Exercise prompt
Convert the lines starting at the one that has "extract all elements with their positions. The image is w=1895" and ending after the one that has "instruction-step: Mix well" into a JSON list of strings, with one string per line and blank lines left out.

Extracted data
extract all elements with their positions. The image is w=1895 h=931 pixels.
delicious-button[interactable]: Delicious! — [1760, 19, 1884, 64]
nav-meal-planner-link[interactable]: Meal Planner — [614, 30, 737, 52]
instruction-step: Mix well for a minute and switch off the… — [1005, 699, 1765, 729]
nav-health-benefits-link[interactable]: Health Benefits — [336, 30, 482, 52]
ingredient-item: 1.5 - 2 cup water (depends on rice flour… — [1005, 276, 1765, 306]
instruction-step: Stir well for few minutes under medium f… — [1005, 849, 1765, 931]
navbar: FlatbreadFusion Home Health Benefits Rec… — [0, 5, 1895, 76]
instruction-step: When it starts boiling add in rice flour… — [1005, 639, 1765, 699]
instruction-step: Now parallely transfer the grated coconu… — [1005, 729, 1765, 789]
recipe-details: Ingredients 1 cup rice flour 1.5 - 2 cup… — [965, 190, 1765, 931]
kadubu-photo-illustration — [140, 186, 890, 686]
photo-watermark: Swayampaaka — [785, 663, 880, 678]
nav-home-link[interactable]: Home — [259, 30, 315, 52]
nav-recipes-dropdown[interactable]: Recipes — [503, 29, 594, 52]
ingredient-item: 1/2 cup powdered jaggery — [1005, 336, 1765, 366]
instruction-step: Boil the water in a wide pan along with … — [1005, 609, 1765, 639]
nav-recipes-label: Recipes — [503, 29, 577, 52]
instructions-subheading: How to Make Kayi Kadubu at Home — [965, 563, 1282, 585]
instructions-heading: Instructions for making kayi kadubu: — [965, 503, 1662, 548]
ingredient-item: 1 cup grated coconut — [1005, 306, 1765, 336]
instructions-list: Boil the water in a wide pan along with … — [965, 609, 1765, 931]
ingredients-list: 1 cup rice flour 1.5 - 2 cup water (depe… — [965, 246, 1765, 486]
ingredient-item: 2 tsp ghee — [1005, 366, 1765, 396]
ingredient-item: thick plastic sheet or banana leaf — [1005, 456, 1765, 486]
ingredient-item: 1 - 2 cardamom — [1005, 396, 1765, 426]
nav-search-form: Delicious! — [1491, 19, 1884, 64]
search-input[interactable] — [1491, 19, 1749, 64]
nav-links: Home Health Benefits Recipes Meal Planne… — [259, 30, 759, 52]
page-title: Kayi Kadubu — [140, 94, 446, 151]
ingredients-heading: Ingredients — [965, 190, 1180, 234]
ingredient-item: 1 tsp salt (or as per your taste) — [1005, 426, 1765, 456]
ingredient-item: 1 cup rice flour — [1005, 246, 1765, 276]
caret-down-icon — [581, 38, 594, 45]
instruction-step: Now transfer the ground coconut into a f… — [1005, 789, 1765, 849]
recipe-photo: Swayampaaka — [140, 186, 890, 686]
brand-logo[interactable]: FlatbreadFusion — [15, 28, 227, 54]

--

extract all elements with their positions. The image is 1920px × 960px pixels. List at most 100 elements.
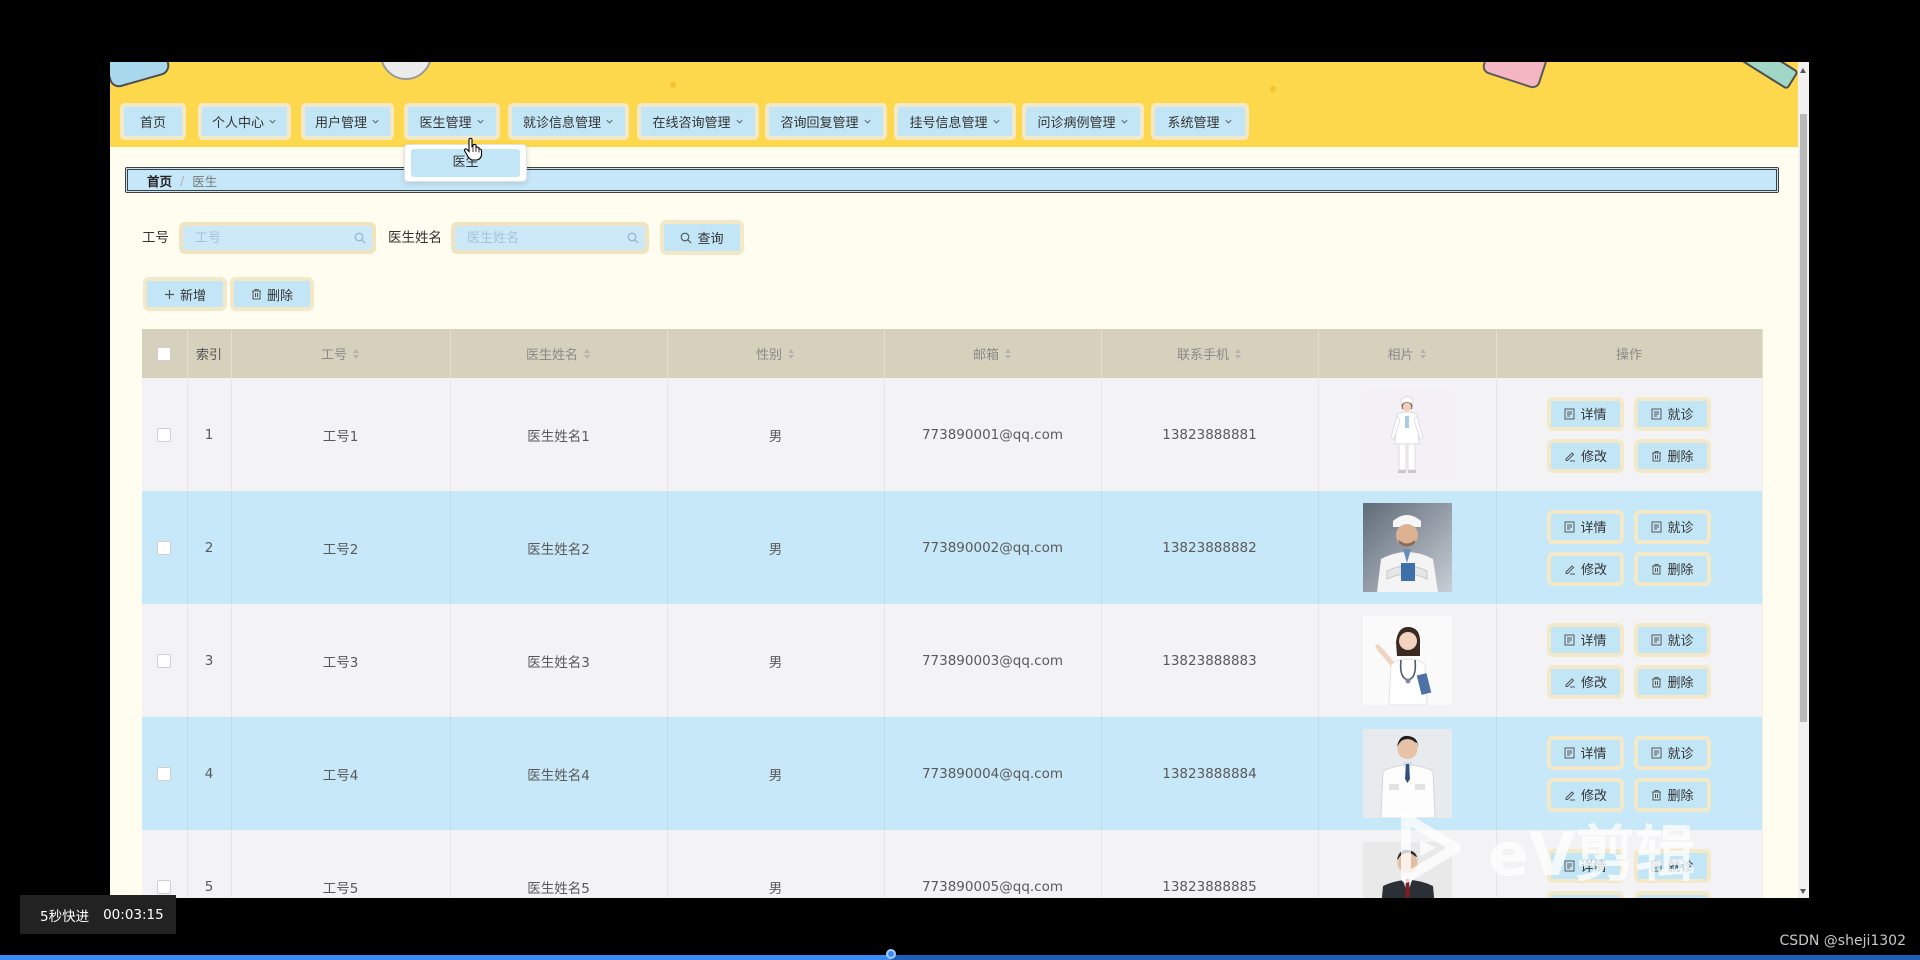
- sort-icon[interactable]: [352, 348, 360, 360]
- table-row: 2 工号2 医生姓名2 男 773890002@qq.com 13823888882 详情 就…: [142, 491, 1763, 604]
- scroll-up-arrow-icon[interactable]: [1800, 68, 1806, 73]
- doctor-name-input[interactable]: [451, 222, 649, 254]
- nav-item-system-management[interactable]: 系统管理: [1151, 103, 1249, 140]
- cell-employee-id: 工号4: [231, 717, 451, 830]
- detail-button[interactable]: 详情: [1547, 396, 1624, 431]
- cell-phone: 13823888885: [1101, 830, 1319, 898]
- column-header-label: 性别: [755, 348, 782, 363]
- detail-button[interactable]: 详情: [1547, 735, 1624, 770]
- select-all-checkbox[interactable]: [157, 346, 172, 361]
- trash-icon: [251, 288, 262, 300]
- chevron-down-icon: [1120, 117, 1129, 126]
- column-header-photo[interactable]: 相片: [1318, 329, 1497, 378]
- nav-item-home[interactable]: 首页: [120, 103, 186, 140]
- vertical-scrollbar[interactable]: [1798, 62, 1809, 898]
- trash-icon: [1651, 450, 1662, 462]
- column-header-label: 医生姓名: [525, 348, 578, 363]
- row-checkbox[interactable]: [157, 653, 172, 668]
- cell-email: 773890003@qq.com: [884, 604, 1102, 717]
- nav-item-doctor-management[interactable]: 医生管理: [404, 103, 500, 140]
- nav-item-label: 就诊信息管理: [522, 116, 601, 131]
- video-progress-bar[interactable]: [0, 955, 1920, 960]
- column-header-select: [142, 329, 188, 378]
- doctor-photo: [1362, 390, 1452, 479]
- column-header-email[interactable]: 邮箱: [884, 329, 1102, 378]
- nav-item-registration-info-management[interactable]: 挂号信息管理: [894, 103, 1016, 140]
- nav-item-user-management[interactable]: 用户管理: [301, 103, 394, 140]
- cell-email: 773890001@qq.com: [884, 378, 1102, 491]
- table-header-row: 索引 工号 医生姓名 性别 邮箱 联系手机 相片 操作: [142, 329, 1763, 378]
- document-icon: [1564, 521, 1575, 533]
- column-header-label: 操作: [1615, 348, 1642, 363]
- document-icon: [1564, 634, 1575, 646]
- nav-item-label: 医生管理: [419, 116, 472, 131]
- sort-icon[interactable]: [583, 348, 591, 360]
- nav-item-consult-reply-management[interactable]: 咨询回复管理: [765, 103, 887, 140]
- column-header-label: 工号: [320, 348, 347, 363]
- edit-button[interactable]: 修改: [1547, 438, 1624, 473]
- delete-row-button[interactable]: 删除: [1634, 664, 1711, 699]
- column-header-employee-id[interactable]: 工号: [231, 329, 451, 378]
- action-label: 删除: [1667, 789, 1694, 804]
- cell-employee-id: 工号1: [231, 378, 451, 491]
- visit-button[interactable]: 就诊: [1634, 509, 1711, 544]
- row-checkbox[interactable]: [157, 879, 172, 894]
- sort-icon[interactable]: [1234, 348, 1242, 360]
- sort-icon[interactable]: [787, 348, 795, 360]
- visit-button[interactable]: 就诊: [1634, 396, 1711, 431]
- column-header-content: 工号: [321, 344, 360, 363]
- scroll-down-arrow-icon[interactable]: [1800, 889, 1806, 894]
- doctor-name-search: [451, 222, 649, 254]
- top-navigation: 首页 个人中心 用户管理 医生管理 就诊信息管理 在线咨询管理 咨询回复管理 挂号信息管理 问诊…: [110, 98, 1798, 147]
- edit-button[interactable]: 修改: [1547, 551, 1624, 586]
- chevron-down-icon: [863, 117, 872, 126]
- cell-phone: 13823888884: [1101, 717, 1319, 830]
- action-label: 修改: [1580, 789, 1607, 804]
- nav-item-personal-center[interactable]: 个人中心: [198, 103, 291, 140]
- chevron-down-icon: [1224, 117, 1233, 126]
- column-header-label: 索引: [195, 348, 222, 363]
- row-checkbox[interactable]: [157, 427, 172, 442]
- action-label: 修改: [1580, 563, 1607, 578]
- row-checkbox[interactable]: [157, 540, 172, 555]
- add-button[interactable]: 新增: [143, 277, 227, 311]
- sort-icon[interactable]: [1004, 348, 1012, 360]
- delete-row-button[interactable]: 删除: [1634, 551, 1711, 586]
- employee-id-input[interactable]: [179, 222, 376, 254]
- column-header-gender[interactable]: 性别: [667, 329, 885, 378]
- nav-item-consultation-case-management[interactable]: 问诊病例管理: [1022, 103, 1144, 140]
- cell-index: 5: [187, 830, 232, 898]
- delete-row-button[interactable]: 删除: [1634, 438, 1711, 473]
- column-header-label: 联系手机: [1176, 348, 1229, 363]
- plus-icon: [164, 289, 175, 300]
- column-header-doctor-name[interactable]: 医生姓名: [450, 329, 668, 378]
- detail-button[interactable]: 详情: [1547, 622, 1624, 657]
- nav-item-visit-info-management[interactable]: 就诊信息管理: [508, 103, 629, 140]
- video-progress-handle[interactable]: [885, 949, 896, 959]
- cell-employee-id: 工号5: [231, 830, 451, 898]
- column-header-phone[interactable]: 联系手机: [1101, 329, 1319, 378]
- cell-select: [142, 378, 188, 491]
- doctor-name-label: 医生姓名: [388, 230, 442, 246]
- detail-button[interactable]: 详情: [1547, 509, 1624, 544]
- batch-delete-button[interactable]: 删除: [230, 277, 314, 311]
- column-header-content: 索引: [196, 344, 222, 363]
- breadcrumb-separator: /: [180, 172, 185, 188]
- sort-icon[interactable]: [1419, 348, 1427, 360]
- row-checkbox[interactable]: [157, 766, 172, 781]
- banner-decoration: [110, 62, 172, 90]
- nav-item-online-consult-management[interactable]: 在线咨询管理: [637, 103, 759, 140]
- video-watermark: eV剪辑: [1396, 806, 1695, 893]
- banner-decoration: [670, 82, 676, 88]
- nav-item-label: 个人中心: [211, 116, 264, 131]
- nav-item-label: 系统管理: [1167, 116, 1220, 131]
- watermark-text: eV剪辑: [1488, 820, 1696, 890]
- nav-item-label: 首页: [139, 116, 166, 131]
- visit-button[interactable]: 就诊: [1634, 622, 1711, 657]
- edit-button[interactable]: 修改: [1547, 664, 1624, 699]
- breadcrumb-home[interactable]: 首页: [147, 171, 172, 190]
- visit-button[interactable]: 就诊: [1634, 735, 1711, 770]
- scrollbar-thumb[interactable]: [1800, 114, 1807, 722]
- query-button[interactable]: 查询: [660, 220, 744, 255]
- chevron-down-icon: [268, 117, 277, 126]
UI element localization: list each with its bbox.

* * *

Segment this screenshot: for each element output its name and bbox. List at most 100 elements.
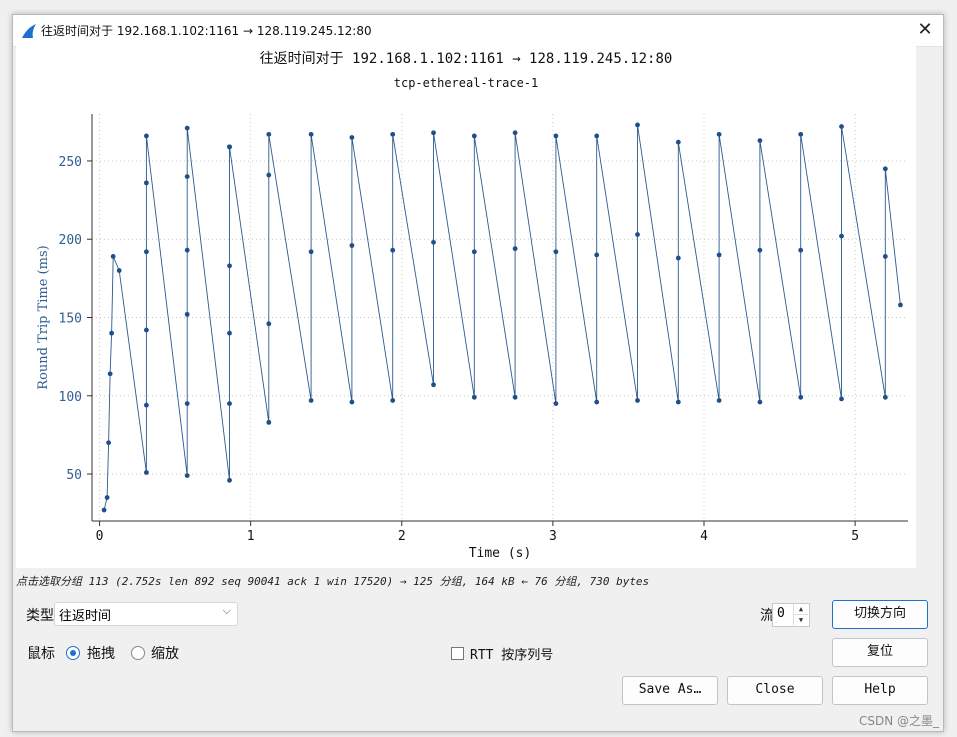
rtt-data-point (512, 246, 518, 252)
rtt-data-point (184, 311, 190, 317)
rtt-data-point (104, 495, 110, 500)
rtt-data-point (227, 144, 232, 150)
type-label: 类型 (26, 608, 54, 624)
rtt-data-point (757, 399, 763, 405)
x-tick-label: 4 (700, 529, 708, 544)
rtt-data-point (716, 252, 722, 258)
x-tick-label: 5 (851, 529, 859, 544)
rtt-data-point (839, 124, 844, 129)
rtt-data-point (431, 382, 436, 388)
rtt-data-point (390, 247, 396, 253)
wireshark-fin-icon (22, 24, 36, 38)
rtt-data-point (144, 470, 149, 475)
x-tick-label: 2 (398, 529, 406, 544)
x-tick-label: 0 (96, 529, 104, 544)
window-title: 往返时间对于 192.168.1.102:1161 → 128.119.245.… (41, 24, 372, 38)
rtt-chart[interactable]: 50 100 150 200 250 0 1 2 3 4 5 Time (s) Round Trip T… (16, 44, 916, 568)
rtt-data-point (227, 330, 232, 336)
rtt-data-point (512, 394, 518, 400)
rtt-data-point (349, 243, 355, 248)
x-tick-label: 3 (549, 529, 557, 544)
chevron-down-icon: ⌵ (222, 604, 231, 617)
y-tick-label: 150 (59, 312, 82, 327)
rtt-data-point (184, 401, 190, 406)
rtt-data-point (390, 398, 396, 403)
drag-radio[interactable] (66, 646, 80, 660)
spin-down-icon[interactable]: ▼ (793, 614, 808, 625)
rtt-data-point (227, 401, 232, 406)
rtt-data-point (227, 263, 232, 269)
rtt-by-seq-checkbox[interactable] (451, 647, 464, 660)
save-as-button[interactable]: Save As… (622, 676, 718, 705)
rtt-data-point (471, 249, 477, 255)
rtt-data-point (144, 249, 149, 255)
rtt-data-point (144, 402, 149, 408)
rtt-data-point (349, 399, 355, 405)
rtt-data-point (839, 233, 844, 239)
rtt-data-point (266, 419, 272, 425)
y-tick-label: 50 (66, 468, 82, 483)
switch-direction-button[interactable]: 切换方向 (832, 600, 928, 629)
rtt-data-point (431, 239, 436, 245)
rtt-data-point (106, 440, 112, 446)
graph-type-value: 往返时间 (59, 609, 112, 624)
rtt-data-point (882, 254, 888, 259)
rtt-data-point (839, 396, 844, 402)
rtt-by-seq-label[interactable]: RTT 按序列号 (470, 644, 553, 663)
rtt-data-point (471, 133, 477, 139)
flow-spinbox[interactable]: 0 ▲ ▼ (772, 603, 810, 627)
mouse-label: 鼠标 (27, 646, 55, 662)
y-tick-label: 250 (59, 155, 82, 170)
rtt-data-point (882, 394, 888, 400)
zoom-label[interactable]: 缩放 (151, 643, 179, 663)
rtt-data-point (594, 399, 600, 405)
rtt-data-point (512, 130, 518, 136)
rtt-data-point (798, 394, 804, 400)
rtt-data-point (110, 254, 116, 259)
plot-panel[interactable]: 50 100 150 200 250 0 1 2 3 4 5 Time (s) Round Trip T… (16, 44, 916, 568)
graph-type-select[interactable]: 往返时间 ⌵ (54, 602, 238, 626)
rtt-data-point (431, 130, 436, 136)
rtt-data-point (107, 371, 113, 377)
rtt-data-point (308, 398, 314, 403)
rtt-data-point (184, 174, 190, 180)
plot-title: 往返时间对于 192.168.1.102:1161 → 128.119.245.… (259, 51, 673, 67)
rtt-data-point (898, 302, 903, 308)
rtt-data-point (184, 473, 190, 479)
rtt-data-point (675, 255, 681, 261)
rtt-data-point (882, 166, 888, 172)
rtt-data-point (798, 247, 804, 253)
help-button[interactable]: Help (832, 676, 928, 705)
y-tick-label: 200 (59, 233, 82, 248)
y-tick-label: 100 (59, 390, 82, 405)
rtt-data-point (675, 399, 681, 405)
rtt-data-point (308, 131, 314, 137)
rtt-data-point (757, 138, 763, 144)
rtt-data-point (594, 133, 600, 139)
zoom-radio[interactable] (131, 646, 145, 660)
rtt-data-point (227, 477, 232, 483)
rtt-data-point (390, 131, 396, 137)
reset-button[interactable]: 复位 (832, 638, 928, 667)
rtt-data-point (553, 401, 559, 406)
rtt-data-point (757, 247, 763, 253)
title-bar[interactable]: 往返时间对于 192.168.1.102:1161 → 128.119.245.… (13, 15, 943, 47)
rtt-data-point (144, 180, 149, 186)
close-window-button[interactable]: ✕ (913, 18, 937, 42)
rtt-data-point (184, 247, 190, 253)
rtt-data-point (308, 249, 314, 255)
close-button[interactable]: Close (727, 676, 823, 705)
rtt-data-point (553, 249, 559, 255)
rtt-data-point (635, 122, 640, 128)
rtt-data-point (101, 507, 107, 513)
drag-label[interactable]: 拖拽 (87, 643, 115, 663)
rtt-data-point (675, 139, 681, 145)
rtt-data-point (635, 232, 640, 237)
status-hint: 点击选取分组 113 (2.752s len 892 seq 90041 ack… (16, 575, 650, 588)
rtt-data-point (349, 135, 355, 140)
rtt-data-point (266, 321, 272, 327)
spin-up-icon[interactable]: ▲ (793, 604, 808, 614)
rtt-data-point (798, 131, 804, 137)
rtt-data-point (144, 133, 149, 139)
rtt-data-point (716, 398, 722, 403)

Written solution
[
  "extract all elements with their positions. The image is w=1895 h=931 pixels.",
  "delicious-button[interactable]: Delicious! — [1760, 19, 1884, 64]",
  "nav-meal-planner-link[interactable]: Meal Planner — [614, 30, 737, 52]",
  "instruction-step: Mix well for a minute and switch off the… — [1005, 699, 1765, 729]"
]